▸ Prompt: Your task is to write out the complete listing exactly as it is shown.

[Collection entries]
=====
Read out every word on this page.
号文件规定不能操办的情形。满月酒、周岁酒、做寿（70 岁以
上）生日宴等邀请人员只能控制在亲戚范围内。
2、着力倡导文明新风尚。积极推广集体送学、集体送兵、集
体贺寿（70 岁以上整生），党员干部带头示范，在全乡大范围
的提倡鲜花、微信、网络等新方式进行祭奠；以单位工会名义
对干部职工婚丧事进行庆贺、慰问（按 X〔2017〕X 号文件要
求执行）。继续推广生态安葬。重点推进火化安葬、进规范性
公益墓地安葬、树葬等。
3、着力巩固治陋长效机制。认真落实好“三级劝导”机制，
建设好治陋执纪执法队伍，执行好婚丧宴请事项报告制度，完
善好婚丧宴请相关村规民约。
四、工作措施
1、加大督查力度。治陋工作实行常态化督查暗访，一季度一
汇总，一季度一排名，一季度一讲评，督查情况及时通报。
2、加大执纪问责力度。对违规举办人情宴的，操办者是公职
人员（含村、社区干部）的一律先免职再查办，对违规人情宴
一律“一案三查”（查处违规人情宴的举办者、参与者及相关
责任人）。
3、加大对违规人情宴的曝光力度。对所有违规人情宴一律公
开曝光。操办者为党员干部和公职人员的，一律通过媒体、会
=====
▸ Result for this exercise:
Read out every word on this page.
号文件规定不能操办的情形。满月酒、周岁酒、做寿（70 岁以
上）生日宴等邀请人员只能控制在亲戚范围内。
2、着力倡导文明新风尚。积极推广集体送学、集体送兵、集
体贺寿（70 岁以上整生），党员干部带头示范，在全乡大范围
的提倡鲜花、微信、网络等新方式进行祭奠；以单位工会名义
对干部职工婚丧事进行庆贺、慰问（按 X〔2017〕X 号文件要
求执行）。继续推广生态安葬。重点推进火化安葬、进规范性
公益墓地安葬、树葬等。
3、着力巩固治陋长效机制。认真落实好“三级劝导”机制，
建设好治陋执纪执法队伍，执行好婚丧宴请事项报告制度，完
善好婚丧宴请相关村规民约。
四、工作措施
1、加大督查力度。治陋工作实行常态化督查暗访，一季度一
汇总，一季度一排名，一季度一讲评，督查情况及时通报。
2、加大执纪问责力度。对违规举办人情宴的，操办者是公职
人员（含村、社区干部）的一律先免职再查办，对违规人情宴
一律“一案三查”（查处违规人情宴的举办者、参与者及相关
责任人）。
3、加大对违规人情宴的曝光力度。对所有违规人情宴一律公
开曝光。操办者为党员干部和公职人员的，一律通过媒体、会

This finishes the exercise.